Task instructions = List all lines in the material below that contain "Histogram".

Data for this task =
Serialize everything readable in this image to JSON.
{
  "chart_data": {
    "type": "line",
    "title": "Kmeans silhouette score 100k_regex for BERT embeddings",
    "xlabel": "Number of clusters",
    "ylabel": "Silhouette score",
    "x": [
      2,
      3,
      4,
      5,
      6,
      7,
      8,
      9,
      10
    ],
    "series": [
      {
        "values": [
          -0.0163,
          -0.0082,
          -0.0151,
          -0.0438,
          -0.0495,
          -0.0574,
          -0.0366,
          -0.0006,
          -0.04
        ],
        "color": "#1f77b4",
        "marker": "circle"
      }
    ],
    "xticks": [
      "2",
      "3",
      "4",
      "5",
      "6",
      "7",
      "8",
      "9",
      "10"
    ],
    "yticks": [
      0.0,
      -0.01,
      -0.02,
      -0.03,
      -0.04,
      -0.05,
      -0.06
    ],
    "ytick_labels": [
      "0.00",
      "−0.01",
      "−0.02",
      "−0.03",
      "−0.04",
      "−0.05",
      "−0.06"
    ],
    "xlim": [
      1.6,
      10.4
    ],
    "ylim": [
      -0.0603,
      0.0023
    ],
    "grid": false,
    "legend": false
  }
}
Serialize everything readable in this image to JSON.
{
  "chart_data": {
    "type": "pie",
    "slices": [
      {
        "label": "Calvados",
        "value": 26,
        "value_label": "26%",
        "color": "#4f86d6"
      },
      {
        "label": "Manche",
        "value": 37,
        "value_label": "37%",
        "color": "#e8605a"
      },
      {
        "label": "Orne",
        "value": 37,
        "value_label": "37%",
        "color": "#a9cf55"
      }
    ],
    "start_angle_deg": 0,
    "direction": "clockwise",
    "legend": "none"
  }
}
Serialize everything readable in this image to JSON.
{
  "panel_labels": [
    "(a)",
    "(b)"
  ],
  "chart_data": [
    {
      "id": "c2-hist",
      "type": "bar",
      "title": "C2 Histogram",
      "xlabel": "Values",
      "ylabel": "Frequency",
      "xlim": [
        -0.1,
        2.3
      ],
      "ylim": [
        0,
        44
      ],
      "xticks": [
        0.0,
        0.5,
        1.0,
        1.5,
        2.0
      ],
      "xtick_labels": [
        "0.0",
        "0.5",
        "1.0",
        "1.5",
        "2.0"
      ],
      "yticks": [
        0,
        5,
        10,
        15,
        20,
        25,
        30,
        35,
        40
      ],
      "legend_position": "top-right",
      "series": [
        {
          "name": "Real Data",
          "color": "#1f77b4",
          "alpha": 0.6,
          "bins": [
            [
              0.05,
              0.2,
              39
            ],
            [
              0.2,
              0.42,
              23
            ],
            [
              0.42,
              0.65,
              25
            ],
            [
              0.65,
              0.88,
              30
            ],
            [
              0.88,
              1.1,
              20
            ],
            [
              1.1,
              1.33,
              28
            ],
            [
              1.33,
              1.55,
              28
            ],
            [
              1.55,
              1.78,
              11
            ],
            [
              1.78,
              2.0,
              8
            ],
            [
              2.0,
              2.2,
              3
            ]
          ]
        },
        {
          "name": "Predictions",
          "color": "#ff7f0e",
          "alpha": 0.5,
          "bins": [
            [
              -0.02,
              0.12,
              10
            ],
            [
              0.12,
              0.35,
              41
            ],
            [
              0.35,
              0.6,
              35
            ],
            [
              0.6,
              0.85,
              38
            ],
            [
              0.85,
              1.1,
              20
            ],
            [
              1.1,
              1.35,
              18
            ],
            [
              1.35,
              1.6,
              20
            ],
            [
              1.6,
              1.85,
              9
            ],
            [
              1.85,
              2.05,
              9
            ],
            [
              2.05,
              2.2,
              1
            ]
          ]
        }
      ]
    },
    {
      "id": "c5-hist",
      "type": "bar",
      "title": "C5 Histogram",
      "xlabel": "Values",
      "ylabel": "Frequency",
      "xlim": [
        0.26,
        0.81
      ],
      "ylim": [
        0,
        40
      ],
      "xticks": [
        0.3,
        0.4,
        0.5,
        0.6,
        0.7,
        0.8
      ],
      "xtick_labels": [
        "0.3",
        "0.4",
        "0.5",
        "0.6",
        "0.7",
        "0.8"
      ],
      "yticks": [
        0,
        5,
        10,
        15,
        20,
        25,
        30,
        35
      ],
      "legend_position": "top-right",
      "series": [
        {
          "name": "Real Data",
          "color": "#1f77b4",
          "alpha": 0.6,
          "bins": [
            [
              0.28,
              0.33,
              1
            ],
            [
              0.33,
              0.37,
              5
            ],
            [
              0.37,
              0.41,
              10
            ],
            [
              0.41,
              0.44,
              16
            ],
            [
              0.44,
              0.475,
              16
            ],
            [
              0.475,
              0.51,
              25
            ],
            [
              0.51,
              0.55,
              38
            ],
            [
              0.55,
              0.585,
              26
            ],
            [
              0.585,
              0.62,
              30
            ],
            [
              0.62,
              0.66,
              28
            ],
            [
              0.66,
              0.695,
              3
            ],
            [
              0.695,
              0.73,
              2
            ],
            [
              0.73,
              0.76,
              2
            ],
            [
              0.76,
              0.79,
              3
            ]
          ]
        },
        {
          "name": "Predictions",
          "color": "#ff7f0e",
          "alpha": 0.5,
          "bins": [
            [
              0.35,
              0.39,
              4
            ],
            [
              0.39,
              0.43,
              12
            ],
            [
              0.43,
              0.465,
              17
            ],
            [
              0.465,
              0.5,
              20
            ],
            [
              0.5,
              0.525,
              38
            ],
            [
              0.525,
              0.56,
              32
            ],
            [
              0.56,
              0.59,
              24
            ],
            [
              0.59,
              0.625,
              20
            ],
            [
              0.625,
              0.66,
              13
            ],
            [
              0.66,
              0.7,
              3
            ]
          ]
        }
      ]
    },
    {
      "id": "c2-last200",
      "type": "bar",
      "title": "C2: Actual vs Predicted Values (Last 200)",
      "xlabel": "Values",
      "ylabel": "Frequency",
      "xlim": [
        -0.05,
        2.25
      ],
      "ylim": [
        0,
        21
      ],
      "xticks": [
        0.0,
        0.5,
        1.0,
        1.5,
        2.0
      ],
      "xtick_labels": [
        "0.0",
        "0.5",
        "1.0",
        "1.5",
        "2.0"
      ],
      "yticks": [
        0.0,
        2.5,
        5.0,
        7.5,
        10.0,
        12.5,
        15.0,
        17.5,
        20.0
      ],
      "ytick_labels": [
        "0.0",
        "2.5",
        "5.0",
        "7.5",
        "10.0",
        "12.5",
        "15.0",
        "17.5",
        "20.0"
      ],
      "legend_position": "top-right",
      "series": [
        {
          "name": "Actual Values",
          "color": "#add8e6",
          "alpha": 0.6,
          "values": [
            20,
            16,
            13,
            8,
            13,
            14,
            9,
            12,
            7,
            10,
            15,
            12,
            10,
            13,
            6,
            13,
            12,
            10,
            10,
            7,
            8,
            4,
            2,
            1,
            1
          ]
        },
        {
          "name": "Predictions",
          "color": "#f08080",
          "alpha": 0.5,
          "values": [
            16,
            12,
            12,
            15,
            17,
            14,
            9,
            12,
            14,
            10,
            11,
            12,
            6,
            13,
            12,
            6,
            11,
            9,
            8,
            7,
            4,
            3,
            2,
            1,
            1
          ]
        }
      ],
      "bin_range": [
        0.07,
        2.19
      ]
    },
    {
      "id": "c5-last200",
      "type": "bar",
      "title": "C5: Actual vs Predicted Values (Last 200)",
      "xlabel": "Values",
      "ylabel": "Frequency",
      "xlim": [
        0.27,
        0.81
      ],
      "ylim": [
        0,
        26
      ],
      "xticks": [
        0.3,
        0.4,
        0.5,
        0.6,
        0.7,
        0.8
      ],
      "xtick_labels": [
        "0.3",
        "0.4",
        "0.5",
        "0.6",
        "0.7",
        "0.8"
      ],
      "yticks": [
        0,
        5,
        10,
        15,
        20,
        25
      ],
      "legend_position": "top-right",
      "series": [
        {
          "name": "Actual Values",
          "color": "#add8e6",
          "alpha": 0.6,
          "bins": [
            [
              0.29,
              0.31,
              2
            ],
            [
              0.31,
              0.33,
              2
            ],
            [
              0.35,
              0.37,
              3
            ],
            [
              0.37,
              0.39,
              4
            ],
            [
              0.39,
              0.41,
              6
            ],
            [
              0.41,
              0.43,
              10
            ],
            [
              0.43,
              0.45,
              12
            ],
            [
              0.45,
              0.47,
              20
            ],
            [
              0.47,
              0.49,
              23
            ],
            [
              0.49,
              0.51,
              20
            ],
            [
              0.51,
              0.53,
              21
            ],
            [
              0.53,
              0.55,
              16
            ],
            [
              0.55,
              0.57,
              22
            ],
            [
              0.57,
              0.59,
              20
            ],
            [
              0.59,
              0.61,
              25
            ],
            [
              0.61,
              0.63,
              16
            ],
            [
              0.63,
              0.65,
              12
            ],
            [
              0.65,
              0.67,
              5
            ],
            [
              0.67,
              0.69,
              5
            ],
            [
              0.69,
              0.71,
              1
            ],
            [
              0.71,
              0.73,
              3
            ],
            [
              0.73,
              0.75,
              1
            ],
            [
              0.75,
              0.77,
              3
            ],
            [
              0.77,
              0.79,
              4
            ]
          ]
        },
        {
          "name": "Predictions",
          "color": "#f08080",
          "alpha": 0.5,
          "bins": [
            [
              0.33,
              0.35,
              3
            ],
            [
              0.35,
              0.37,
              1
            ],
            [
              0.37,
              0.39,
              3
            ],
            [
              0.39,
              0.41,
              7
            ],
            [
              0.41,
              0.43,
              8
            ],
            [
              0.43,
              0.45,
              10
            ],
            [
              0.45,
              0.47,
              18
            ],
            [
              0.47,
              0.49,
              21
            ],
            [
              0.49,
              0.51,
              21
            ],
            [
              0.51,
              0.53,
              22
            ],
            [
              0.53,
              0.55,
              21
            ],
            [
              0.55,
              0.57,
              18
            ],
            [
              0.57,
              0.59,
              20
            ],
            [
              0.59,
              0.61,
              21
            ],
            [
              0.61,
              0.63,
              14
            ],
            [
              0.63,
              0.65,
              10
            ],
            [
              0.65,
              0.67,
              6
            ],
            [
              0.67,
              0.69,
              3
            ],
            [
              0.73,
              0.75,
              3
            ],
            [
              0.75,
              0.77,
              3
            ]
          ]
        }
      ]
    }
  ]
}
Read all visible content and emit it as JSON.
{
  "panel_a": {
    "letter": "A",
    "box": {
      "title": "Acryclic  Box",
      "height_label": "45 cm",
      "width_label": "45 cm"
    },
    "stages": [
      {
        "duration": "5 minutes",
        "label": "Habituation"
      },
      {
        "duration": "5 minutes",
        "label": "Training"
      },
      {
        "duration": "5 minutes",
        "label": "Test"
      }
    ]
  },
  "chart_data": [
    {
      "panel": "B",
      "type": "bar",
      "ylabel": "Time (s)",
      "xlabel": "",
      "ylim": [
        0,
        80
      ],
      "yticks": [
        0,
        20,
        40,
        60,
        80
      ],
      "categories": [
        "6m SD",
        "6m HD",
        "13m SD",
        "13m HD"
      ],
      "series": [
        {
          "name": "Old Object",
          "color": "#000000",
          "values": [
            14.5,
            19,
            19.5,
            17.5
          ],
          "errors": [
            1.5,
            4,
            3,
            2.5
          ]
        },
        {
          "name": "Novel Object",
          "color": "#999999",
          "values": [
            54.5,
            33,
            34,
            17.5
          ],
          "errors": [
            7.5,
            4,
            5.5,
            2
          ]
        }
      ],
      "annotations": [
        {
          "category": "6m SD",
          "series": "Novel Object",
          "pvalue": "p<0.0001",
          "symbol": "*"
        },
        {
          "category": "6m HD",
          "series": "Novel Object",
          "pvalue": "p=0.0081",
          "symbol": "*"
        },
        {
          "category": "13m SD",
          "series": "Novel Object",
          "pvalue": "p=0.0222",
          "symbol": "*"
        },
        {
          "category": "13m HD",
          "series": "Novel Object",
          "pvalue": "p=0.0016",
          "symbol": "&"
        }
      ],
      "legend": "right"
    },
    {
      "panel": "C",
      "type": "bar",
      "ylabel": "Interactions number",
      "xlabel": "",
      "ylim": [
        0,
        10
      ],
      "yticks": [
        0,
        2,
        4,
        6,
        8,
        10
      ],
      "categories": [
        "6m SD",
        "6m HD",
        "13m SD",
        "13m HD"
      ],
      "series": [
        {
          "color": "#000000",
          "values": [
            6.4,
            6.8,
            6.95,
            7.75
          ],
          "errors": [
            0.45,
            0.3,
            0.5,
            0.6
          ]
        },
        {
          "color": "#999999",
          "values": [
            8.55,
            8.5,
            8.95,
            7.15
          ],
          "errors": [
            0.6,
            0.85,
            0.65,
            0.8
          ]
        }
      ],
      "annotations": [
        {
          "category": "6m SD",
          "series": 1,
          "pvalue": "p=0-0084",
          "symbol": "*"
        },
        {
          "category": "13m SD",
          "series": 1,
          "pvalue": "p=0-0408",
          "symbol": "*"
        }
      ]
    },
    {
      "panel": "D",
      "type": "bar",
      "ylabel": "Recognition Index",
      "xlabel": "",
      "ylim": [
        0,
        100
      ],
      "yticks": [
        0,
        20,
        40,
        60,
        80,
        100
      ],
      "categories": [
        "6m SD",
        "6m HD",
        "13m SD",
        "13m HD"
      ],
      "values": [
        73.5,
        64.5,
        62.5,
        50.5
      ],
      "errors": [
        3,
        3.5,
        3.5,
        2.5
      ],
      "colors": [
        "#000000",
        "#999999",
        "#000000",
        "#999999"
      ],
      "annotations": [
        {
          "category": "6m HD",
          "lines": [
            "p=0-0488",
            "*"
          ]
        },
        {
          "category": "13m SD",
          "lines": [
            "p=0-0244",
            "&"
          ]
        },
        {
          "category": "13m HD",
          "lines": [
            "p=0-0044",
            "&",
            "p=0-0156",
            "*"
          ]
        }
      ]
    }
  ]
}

Worked answer =
      "title": "C2 Histogram",
      "title": "C5 Histogram",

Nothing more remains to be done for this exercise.